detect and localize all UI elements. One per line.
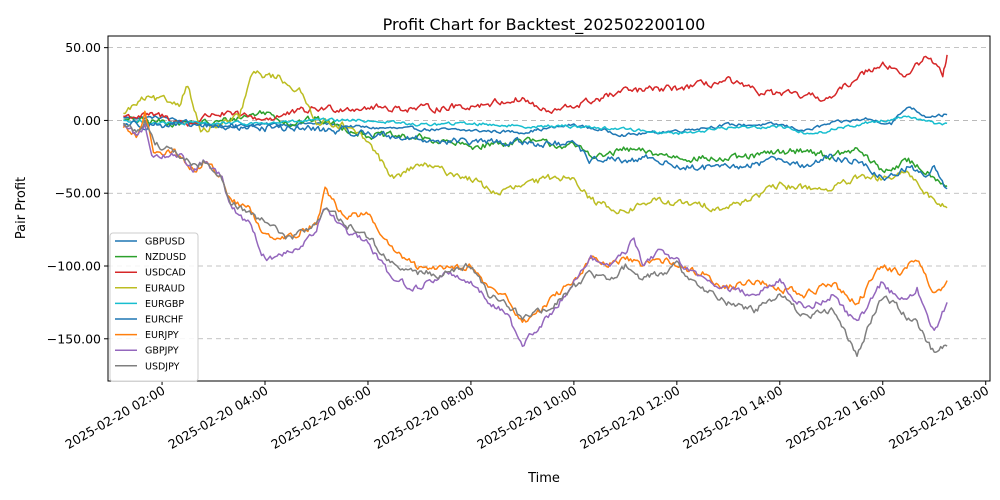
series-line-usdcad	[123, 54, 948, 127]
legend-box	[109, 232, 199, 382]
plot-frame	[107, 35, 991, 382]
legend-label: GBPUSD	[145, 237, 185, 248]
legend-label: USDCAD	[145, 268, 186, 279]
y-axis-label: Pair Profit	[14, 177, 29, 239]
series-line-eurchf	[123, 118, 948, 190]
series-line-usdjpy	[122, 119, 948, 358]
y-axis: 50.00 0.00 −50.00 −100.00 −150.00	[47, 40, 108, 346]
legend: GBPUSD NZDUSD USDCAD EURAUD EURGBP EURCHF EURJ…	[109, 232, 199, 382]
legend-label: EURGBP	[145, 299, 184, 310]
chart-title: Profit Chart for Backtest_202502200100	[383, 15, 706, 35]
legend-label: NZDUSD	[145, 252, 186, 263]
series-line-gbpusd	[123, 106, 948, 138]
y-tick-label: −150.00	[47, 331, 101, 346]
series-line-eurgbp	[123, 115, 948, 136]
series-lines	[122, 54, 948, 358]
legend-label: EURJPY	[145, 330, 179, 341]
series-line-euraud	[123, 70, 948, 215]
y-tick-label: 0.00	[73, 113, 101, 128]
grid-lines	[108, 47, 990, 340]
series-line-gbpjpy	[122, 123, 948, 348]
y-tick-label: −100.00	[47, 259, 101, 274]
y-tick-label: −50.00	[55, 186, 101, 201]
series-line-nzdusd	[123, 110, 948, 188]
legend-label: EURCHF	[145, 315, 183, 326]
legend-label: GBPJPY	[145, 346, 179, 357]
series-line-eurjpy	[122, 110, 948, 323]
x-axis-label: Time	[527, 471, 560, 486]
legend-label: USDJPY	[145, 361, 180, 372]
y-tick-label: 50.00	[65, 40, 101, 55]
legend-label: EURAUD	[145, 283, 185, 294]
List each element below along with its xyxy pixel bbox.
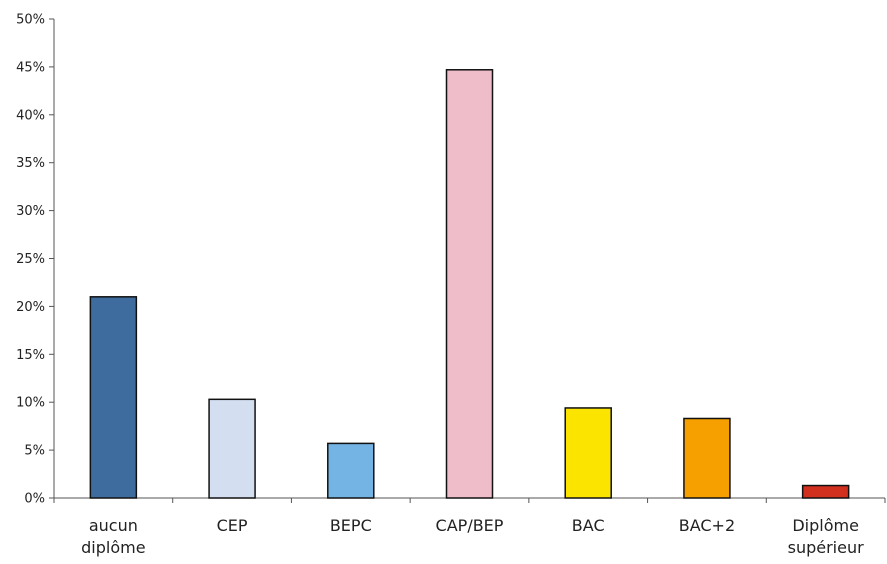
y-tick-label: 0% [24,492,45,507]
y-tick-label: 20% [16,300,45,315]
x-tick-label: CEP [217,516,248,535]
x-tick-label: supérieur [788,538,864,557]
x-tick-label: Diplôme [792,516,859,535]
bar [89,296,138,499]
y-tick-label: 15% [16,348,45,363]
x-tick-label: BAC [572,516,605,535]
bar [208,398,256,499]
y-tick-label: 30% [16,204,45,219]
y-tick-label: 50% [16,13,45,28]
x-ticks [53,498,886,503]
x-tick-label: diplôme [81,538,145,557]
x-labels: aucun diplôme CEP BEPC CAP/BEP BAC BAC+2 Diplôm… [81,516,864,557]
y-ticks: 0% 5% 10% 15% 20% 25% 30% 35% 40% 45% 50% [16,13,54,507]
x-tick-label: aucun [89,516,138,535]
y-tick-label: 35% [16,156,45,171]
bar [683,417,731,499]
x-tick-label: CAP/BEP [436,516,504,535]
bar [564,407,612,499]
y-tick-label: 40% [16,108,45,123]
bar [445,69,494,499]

• Your instructions
Output the lines of data from the line with "54, 948, 127]" to the line with "118, 948, 190]", both included, copied exactly.

• Expected answer
series-line-usdcad	[123, 54, 948, 127]
legend-box	[109, 232, 199, 382]
plot-frame	[107, 35, 991, 382]
legend-label: GBPUSD	[145, 237, 185, 248]
legend-label: USDCAD	[145, 268, 186, 279]
y-axis-label: Pair Profit	[14, 177, 29, 239]
series-line-eurchf	[123, 118, 948, 190]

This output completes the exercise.